• **Listed records**
# # # #

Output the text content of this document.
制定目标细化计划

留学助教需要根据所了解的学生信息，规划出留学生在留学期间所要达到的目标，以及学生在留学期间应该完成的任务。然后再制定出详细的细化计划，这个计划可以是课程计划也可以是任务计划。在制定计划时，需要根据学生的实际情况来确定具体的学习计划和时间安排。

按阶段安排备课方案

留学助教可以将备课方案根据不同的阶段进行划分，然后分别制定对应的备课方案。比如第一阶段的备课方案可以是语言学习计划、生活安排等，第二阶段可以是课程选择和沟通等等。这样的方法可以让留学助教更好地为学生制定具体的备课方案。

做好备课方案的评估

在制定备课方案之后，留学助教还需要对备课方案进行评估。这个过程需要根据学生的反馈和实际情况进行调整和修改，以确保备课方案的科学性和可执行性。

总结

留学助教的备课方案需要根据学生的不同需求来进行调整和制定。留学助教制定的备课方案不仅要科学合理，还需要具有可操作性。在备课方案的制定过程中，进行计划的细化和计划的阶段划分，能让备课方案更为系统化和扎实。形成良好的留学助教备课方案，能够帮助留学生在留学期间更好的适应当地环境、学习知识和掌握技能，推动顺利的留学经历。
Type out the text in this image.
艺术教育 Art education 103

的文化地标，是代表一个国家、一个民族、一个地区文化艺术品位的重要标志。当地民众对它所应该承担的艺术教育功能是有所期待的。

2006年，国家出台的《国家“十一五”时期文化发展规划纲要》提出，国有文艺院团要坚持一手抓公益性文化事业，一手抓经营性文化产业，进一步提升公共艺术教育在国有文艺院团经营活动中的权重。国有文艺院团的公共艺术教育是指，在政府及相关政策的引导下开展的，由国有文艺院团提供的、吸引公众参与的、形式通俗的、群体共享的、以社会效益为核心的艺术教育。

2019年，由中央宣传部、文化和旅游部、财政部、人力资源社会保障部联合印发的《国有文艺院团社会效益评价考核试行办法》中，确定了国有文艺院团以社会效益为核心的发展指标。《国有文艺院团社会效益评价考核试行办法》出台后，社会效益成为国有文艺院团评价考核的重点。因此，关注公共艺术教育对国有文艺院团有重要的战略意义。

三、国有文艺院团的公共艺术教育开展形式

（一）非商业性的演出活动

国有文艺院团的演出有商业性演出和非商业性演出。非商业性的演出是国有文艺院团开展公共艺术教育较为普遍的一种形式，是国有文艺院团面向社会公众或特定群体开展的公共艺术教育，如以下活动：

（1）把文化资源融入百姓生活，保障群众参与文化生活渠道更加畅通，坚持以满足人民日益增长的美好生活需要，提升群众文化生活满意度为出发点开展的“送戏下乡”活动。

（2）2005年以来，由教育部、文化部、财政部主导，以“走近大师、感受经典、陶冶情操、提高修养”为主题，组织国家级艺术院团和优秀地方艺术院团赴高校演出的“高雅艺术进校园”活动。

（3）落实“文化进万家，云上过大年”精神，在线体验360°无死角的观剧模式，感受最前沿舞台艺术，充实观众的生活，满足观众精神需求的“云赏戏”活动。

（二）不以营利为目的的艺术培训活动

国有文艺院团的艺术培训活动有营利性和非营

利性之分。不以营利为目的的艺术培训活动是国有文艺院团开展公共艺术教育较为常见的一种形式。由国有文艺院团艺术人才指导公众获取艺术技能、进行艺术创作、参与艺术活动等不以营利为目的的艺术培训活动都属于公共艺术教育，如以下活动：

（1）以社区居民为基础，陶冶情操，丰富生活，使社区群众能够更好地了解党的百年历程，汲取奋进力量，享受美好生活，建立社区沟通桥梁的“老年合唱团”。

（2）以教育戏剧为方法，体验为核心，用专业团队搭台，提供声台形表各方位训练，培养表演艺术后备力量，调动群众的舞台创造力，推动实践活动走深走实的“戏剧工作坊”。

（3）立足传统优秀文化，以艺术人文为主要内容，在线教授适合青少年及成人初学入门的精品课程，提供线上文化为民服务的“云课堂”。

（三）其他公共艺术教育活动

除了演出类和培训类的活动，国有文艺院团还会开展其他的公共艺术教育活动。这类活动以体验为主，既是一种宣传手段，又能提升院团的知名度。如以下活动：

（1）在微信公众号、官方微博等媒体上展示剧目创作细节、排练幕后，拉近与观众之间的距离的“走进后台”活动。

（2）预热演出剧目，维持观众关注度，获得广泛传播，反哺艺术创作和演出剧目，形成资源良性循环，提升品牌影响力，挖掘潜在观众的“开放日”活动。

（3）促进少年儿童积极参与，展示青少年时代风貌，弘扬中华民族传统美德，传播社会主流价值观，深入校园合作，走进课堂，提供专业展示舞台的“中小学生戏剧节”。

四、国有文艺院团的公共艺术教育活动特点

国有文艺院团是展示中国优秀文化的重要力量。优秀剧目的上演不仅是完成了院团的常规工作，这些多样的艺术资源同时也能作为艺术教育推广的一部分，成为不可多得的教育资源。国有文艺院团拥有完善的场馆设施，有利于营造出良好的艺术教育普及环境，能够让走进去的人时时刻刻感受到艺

# # # #

• **Required work**
Retype all of the material above with every character intact.

• **Result of this task**
Output the text content of this document.
制定目标细化计划

留学助教需要根据所了解的学生信息，规划出留学生在留学期间所要达到的目标，以及学生在留学期间应该完成的任务。然后再制定出详细的细化计划，这个计划可以是课程计划也可以是任务计划。在制定计划时，需要根据学生的实际情况来确定具体的学习计划和时间安排。

按阶段安排备课方案

留学助教可以将备课方案根据不同的阶段进行划分，然后分别制定对应的备课方案。比如第一阶段的备课方案可以是语言学习计划、生活安排等，第二阶段可以是课程选择和沟通等等。这样的方法可以让留学助教更好地为学生制定具体的备课方案。

做好备课方案的评估

在制定备课方案之后，留学助教还需要对备课方案进行评估。这个过程需要根据学生的反馈和实际情况进行调整和修改，以确保备课方案的科学性和可执行性。

总结

留学助教的备课方案需要根据学生的不同需求来进行调整和制定。留学助教制定的备课方案不仅要科学合理，还需要具有可操作性。在备课方案的制定过程中，进行计划的细化和计划的阶段划分，能让备课方案更为系统化和扎实。形成良好的留学助教备课方案，能够帮助留学生在留学期间更好的适应当地环境、学习知识和掌握技能，推动顺利的留学经历。
Type out the text in this image.
艺术教育 Art education 103

的文化地标，是代表一个国家、一个民族、一个地区文化艺术品位的重要标志。当地民众对它所应该承担的艺术教育功能是有所期待的。

2006年，国家出台的《国家“十一五”时期文化发展规划纲要》提出，国有文艺院团要坚持一手抓公益性文化事业，一手抓经营性文化产业，进一步提升公共艺术教育在国有文艺院团经营活动中的权重。国有文艺院团的公共艺术教育是指，在政府及相关政策的引导下开展的，由国有文艺院团提供的、吸引公众参与的、形式通俗的、群体共享的、以社会效益为核心的艺术教育。

2019年，由中央宣传部、文化和旅游部、财政部、人力资源社会保障部联合印发的《国有文艺院团社会效益评价考核试行办法》中，确定了国有文艺院团以社会效益为核心的发展指标。《国有文艺院团社会效益评价考核试行办法》出台后，社会效益成为国有文艺院团评价考核的重点。因此，关注公共艺术教育对国有文艺院团有重要的战略意义。

三、国有文艺院团的公共艺术教育开展形式

（一）非商业性的演出活动

国有文艺院团的演出有商业性演出和非商业性演出。非商业性的演出是国有文艺院团开展公共艺术教育较为普遍的一种形式，是国有文艺院团面向社会公众或特定群体开展的公共艺术教育，如以下活动：

（1）把文化资源融入百姓生活，保障群众参与文化生活渠道更加畅通，坚持以满足人民日益增长的美好生活需要，提升群众文化生活满意度为出发点开展的“送戏下乡”活动。

（2）2005年以来，由教育部、文化部、财政部主导，以“走近大师、感受经典、陶冶情操、提高修养”为主题，组织国家级艺术院团和优秀地方艺术院团赴高校演出的“高雅艺术进校园”活动。

（3）落实“文化进万家，云上过大年”精神，在线体验360°无死角的观剧模式，感受最前沿舞台艺术，充实观众的生活，满足观众精神需求的“云赏戏”活动。

（二）不以营利为目的的艺术培训活动

国有文艺院团的艺术培训活动有营利性和非营

利性之分。不以营利为目的的艺术培训活动是国有文艺院团开展公共艺术教育较为常见的一种形式。由国有文艺院团艺术人才指导公众获取艺术技能、进行艺术创作、参与艺术活动等不以营利为目的的艺术培训活动都属于公共艺术教育，如以下活动：

（1）以社区居民为基础，陶冶情操，丰富生活，使社区群众能够更好地了解党的百年历程，汲取奋进力量，享受美好生活，建立社区沟通桥梁的“老年合唱团”。

（2）以教育戏剧为方法，体验为核心，用专业团队搭台，提供声台形表各方位训练，培养表演艺术后备力量，调动群众的舞台创造力，推动实践活动走深走实的“戏剧工作坊”。

（3）立足传统优秀文化，以艺术人文为主要内容，在线教授适合青少年及成人初学入门的精品课程，提供线上文化为民服务的“云课堂”。

（三）其他公共艺术教育活动

除了演出类和培训类的活动，国有文艺院团还会开展其他的公共艺术教育活动。这类活动以体验为主，既是一种宣传手段，又能提升院团的知名度。如以下活动：

（1）在微信公众号、官方微博等媒体上展示剧目创作细节、排练幕后，拉近与观众之间的距离的“走进后台”活动。

（2）预热演出剧目，维持观众关注度，获得广泛传播，反哺艺术创作和演出剧目，形成资源良性循环，提升品牌影响力，挖掘潜在观众的“开放日”活动。

（3）促进少年儿童积极参与，展示青少年时代风貌，弘扬中华民族传统美德，传播社会主流价值观，深入校园合作，走进课堂，提供专业展示舞台的“中小学生戏剧节”。

四、国有文艺院团的公共艺术教育活动特点

国有文艺院团是展示中国优秀文化的重要力量。优秀剧目的上演不仅是完成了院团的常规工作，这些多样的艺术资源同时也能作为艺术教育推广的一部分，成为不可多得的教育资源。国有文艺院团拥有完善的场馆设施，有利于营造出良好的艺术教育普及环境，能够让走进去的人时时刻刻感受到艺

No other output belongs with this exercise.